## DIRECTION
Without including any images, reproduce each entry exactly.
[AVAILABLE DATA start]
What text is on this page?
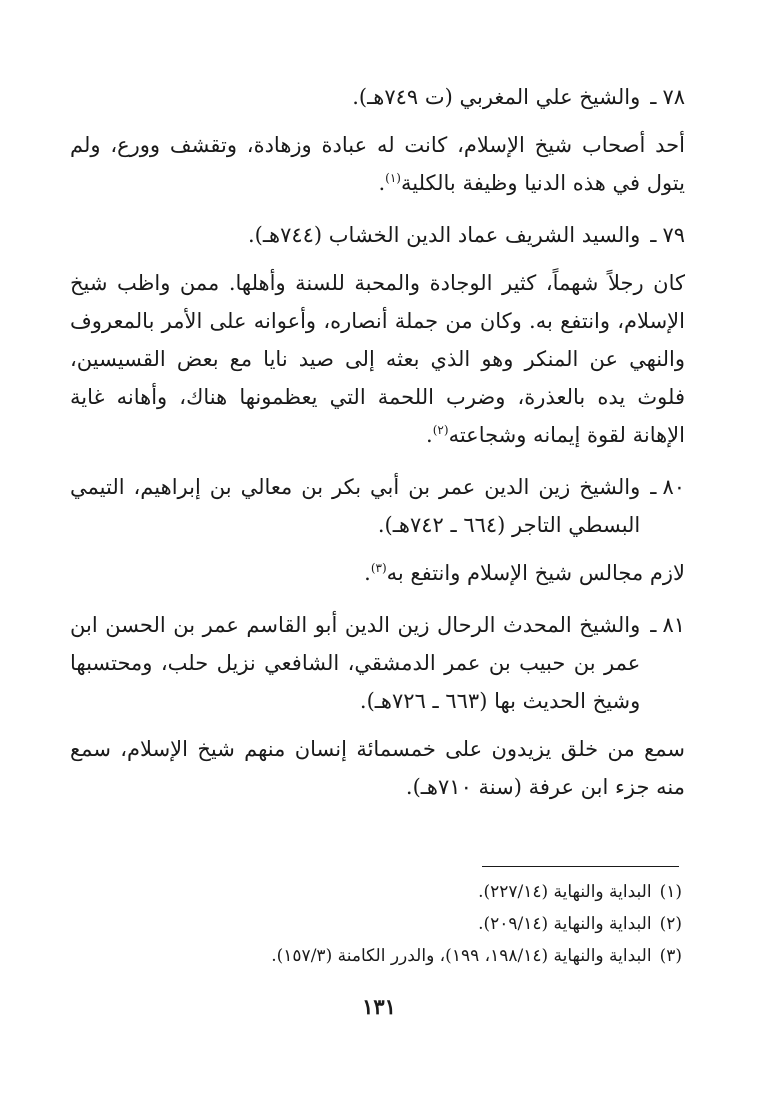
٧٨
ـ
والشيخ علي المغربي (ت ٧٤٩هـ).

أحد أصحاب شيخ الإسلام، كانت له عبادة وزهادة، وتقشف وورع، ولم يتول في هذه الدنيا وظيفة بالكلية$^{(١)}$.

٧٩
ـ
والسيد الشريف عماد الدين الخشاب (٧٤٤هـ).

كان رجلاً شهماً، كثير الوجادة والمحبة للسنة وأهلها. ممن واظب شيخ الإسلام، وانتفع به. وكان من جملة أنصاره، وأعوانه على الأمر بالمعروف والنهي عن المنكر وهو الذي بعثه إلى صيد نايا مع بعض القسيسين، فلوث يده بالعذرة، وضرب اللحمة التي يعظمونها هناك، وأهانه غاية الإهانة لقوة إيمانه وشجاعته$^{(٢)}$.

٨٠
ـ
والشيخ زين الدين عمر بن أبي بكر بن معالي بن إبراهيم، التيمي البسطي التاجر (٦٦٤ ـ ٧٤٢هـ).

لازم مجالس شيخ الإسلام وانتفع به$^{(٣)}$.

٨١
ـ
والشيخ المحدث الرحال زين الدين أبو القاسم عمر بن الحسن ابن عمر بن حبيب بن عمر الدمشقي، الشافعي نزيل حلب، ومحتسبها وشيخ الحديث بها (٦٦٣ ـ ٧٢٦هـ).

سمع من خلق يزيدون على خمسمائة إنسان منهم شيخ الإسلام، سمع منه جزء ابن عرفة (سنة ٧١٠هـ).

(١)
البداية والنهاية (٢٢٧/١٤).
(٢)
البداية والنهاية (٢٠٩/١٤).
(٣)
البداية والنهاية (١٩٨/١٤، ١٩٩)، والدرر الكامنة (١٥٧/٣).
١٣١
[AVAILABLE DATA end]
## RESULT OF THE TASK
What text is on this page?
٧٨
ـ
والشيخ علي المغربي (ت ٧٤٩هـ).

أحد أصحاب شيخ الإسلام، كانت له عبادة وزهادة، وتقشف وورع، ولم يتول في هذه الدنيا وظيفة بالكلية$^{(١)}$.

٧٩
ـ
والسيد الشريف عماد الدين الخشاب (٧٤٤هـ).

كان رجلاً شهماً، كثير الوجادة والمحبة للسنة وأهلها. ممن واظب شيخ الإسلام، وانتفع به. وكان من جملة أنصاره، وأعوانه على الأمر بالمعروف والنهي عن المنكر وهو الذي بعثه إلى صيد نايا مع بعض القسيسين، فلوث يده بالعذرة، وضرب اللحمة التي يعظمونها هناك، وأهانه غاية الإهانة لقوة إيمانه وشجاعته$^{(٢)}$.

٨٠
ـ
والشيخ زين الدين عمر بن أبي بكر بن معالي بن إبراهيم، التيمي البسطي التاجر (٦٦٤ ـ ٧٤٢هـ).

لازم مجالس شيخ الإسلام وانتفع به$^{(٣)}$.

٨١
ـ
والشيخ المحدث الرحال زين الدين أبو القاسم عمر بن الحسن ابن عمر بن حبيب بن عمر الدمشقي، الشافعي نزيل حلب، ومحتسبها وشيخ الحديث بها (٦٦٣ ـ ٧٢٦هـ).

سمع من خلق يزيدون على خمسمائة إنسان منهم شيخ الإسلام، سمع منه جزء ابن عرفة (سنة ٧١٠هـ).

(١)
البداية والنهاية (٢٢٧/١٤).
(٢)
البداية والنهاية (٢٠٩/١٤).
(٣)
البداية والنهاية (١٩٨/١٤، ١٩٩)، والدرر الكامنة (١٥٧/٣).
١٣١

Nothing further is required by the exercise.